### Instruction
Your task is to copy the listing exactly, with the pictures left out.

┌─ Available data

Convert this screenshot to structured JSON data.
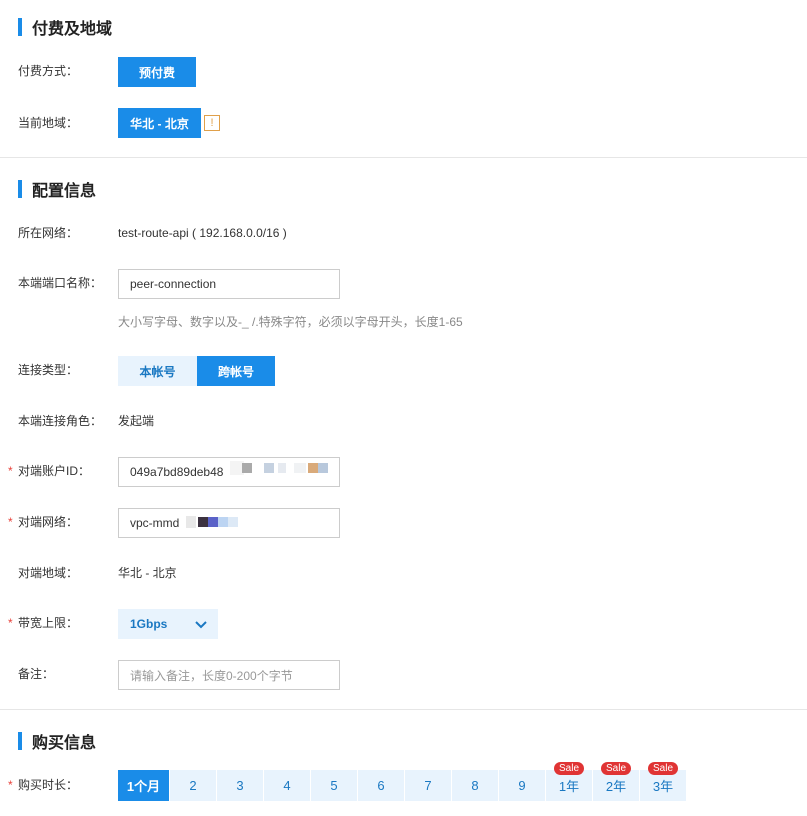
{
  "payment_section": {
    "title": "付费及地域",
    "pay_method_label": "付费方式：",
    "pay_method_value": "预付费",
    "region_label": "当前地域：",
    "region_value": "华北 - 北京",
    "info_icon_glyph": "!"
  },
  "config_section": {
    "title": "配置信息",
    "network_label": "所在网络：",
    "network_value": "test-route-api ( 192.168.0.0/16 )",
    "port_name_label": "本端端口名称：",
    "port_name_value": "peer-connection",
    "port_name_hint": "大小写字母、数字以及-_ /.特殊字符，必须以字母开头，长度1-65",
    "conn_type_label": "连接类型：",
    "conn_type_options": [
      "本帐号",
      "跨帐号"
    ],
    "conn_type_selected": "跨帐号",
    "role_label": "本端连接角色：",
    "role_value": "发起端",
    "peer_account_label": "对端账户ID：",
    "peer_account_value": "049a7bd89deb48",
    "peer_network_label": "对端网络：",
    "peer_network_value": "vpc-mmd",
    "peer_region_label": "对端地域：",
    "peer_region_value": "华北 - 北京",
    "bandwidth_label": "带宽上限：",
    "bandwidth_value": "1Gbps",
    "remark_label": "备注：",
    "remark_placeholder": "请输入备注，长度0-200个字节",
    "required_mark": "*"
  },
  "purchase_section": {
    "title": "购买信息",
    "duration_label": "购买时长：",
    "durations": [
      {
        "label": "1个月",
        "active": true,
        "sale": ""
      },
      {
        "label": "2",
        "active": false,
        "sale": ""
      },
      {
        "label": "3",
        "active": false,
        "sale": ""
      },
      {
        "label": "4",
        "active": false,
        "sale": ""
      },
      {
        "label": "5",
        "active": false,
        "sale": ""
      },
      {
        "label": "6",
        "active": false,
        "sale": ""
      },
      {
        "label": "7",
        "active": false,
        "sale": ""
      },
      {
        "label": "8",
        "active": false,
        "sale": ""
      },
      {
        "label": "9",
        "active": false,
        "sale": ""
      },
      {
        "label": "1年",
        "active": false,
        "sale": "Sale"
      },
      {
        "label": "2年",
        "active": false,
        "sale": "Sale"
      },
      {
        "label": "3年",
        "active": false,
        "sale": "Sale"
      }
    ]
  },
  "colors": {
    "accent": "#1a8ce8",
    "accent_light": "#e8f3fd",
    "sale_red": "#e03434",
    "required_red": "#e8413a"
  }
}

└─

### The completed task
Convert this screenshot to structured JSON data.
{
  "payment_section": {
    "title": "付费及地域",
    "pay_method_label": "付费方式：",
    "pay_method_value": "预付费",
    "region_label": "当前地域：",
    "region_value": "华北 - 北京",
    "info_icon_glyph": "!"
  },
  "config_section": {
    "title": "配置信息",
    "network_label": "所在网络：",
    "network_value": "test-route-api ( 192.168.0.0/16 )",
    "port_name_label": "本端端口名称：",
    "port_name_value": "peer-connection",
    "port_name_hint": "大小写字母、数字以及-_ /.特殊字符，必须以字母开头，长度1-65",
    "conn_type_label": "连接类型：",
    "conn_type_options": [
      "本帐号",
      "跨帐号"
    ],
    "conn_type_selected": "跨帐号",
    "role_label": "本端连接角色：",
    "role_value": "发起端",
    "peer_account_label": "对端账户ID：",
    "peer_account_value": "049a7bd89deb48",
    "peer_network_label": "对端网络：",
    "peer_network_value": "vpc-mmd",
    "peer_region_label": "对端地域：",
    "peer_region_value": "华北 - 北京",
    "bandwidth_label": "带宽上限：",
    "bandwidth_value": "1Gbps",
    "remark_label": "备注：",
    "remark_placeholder": "请输入备注，长度0-200个字节",
    "required_mark": "*"
  },
  "purchase_section": {
    "title": "购买信息",
    "duration_label": "购买时长：",
    "durations": [
      {
        "label": "1个月",
        "active": true,
        "sale": ""
      },
      {
        "label": "2",
        "active": false,
        "sale": ""
      },
      {
        "label": "3",
        "active": false,
        "sale": ""
      },
      {
        "label": "4",
        "active": false,
        "sale": ""
      },
      {
        "label": "5",
        "active": false,
        "sale": ""
      },
      {
        "label": "6",
        "active": false,
        "sale": ""
      },
      {
        "label": "7",
        "active": false,
        "sale": ""
      },
      {
        "label": "8",
        "active": false,
        "sale": ""
      },
      {
        "label": "9",
        "active": false,
        "sale": ""
      },
      {
        "label": "1年",
        "active": false,
        "sale": "Sale"
      },
      {
        "label": "2年",
        "active": false,
        "sale": "Sale"
      },
      {
        "label": "3年",
        "active": false,
        "sale": "Sale"
      }
    ]
  },
  "colors": {
    "accent": "#1a8ce8",
    "accent_light": "#e8f3fd",
    "sale_red": "#e03434",
    "required_red": "#e8413a"
  }
}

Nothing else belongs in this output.